The request:
Identify each line containing the word "instructions" and copy it.

(Collection entries)
---

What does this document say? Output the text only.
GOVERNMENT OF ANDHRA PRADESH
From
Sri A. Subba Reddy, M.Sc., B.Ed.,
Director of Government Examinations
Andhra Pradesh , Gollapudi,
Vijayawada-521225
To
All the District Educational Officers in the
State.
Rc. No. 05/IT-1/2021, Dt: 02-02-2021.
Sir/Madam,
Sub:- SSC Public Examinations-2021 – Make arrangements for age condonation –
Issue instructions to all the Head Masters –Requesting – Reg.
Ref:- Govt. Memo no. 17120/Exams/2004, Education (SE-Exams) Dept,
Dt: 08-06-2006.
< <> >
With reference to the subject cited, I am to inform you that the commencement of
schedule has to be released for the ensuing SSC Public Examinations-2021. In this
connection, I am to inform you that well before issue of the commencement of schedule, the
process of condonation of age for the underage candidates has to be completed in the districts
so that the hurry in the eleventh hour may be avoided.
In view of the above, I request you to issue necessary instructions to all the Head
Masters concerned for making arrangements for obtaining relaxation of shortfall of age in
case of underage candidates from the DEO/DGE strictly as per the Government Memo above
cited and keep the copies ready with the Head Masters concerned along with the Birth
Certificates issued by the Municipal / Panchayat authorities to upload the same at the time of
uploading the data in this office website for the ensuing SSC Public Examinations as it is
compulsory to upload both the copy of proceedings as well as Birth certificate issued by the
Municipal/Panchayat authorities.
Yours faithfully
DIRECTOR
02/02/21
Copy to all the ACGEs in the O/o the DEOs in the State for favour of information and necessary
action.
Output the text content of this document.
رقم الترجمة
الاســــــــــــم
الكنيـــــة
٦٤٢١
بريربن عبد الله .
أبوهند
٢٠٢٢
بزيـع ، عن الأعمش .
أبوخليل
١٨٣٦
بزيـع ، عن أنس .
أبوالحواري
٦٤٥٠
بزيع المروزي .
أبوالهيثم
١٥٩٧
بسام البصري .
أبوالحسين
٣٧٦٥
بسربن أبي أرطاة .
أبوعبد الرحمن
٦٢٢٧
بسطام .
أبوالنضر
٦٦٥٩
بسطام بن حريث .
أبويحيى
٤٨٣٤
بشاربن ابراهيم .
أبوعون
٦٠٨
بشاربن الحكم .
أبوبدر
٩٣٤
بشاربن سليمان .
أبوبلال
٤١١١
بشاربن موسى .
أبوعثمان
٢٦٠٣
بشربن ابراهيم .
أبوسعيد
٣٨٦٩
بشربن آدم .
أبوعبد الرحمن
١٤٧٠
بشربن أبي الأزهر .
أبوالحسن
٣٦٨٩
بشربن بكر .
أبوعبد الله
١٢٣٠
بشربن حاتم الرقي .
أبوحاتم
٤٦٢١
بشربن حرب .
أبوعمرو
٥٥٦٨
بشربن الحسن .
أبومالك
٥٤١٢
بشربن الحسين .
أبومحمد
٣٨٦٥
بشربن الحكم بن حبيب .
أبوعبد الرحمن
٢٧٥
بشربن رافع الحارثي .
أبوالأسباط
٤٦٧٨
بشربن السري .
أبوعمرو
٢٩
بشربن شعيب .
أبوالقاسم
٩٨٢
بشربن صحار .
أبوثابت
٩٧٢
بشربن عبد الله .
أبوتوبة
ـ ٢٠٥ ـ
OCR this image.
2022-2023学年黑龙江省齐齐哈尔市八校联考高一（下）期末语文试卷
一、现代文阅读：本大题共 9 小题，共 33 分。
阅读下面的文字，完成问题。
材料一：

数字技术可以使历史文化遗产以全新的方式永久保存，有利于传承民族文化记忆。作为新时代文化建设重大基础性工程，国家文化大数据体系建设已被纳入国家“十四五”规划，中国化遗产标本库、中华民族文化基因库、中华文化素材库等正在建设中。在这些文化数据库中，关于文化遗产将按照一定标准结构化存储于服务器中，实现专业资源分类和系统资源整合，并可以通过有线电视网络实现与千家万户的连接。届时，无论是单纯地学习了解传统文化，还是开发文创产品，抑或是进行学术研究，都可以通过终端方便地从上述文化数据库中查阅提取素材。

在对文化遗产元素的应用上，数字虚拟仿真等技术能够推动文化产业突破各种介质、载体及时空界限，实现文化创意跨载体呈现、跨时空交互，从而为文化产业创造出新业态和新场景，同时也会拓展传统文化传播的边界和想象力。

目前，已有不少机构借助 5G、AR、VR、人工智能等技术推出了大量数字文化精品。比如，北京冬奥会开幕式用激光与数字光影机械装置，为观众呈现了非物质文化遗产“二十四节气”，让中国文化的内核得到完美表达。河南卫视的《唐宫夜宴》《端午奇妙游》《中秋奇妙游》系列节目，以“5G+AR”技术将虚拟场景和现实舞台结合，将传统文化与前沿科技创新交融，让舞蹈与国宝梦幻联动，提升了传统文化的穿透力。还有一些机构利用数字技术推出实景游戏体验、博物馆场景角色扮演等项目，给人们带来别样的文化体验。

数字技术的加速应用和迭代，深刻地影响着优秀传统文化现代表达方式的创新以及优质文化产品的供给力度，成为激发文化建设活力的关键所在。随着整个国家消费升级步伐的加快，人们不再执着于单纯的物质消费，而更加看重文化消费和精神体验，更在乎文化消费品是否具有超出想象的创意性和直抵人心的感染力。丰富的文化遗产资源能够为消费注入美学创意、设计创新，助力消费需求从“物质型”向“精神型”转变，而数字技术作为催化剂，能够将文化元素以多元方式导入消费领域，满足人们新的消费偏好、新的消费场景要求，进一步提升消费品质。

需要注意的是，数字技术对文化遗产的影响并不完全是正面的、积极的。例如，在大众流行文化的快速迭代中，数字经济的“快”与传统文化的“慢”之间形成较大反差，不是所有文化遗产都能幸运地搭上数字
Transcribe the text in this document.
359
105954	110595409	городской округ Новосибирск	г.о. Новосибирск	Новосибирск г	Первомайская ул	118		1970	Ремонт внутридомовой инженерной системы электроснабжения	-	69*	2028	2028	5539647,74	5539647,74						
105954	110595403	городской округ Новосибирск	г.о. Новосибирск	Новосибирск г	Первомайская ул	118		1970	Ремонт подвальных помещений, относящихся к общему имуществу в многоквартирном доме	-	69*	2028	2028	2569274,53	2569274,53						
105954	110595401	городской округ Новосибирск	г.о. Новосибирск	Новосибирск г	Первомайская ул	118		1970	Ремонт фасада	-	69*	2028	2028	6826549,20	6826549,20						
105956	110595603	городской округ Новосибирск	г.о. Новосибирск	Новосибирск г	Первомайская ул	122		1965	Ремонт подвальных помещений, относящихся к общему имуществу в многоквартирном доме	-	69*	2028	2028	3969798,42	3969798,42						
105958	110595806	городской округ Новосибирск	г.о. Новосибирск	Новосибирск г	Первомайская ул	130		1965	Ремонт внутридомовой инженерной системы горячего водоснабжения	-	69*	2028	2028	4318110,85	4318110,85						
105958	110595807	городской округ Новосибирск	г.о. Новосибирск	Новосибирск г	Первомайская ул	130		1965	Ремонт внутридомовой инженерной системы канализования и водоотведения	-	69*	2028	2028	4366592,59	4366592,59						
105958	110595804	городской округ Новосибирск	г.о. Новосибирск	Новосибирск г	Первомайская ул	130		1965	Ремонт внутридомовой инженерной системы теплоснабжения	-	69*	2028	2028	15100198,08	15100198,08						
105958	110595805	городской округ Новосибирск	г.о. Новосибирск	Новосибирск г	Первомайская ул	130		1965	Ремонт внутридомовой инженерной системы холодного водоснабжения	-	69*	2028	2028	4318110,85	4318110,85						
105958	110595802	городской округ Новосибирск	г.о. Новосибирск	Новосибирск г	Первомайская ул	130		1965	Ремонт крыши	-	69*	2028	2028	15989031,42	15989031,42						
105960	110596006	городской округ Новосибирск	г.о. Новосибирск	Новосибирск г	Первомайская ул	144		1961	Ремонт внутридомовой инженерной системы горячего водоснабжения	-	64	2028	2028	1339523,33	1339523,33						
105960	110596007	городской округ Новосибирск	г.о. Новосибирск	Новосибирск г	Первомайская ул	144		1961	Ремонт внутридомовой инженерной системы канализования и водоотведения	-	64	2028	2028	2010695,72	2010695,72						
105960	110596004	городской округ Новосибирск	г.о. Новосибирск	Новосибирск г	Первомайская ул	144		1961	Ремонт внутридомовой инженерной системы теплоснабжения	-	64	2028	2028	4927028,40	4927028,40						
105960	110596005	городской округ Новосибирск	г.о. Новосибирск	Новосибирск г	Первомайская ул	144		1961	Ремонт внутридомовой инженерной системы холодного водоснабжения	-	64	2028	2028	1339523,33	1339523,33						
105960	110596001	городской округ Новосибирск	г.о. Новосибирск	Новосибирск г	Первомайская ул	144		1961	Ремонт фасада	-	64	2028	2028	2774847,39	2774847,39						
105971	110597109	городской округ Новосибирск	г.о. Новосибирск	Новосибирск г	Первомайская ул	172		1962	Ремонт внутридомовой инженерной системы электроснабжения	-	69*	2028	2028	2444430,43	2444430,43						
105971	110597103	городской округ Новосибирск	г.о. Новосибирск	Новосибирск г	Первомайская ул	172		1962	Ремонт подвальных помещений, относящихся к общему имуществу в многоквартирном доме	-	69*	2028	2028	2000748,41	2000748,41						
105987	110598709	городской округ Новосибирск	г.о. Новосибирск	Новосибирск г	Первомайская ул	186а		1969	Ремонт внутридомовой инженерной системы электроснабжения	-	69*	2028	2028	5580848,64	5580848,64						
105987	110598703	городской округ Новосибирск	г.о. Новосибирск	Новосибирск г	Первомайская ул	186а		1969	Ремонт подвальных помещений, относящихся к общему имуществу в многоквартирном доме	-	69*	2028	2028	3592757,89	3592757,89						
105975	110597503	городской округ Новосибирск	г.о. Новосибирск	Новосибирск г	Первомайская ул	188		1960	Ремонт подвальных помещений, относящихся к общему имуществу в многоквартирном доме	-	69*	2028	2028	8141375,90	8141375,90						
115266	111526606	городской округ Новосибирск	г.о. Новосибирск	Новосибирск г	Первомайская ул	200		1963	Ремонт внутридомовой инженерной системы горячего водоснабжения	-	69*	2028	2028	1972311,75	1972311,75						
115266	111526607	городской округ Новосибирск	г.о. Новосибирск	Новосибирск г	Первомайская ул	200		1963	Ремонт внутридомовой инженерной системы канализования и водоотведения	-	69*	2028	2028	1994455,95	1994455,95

---

Solved exercise:
Issue instructions to all the Head Masters –Requesting – Reg.
In view of the above, I request you to issue necessary instructions to all the Head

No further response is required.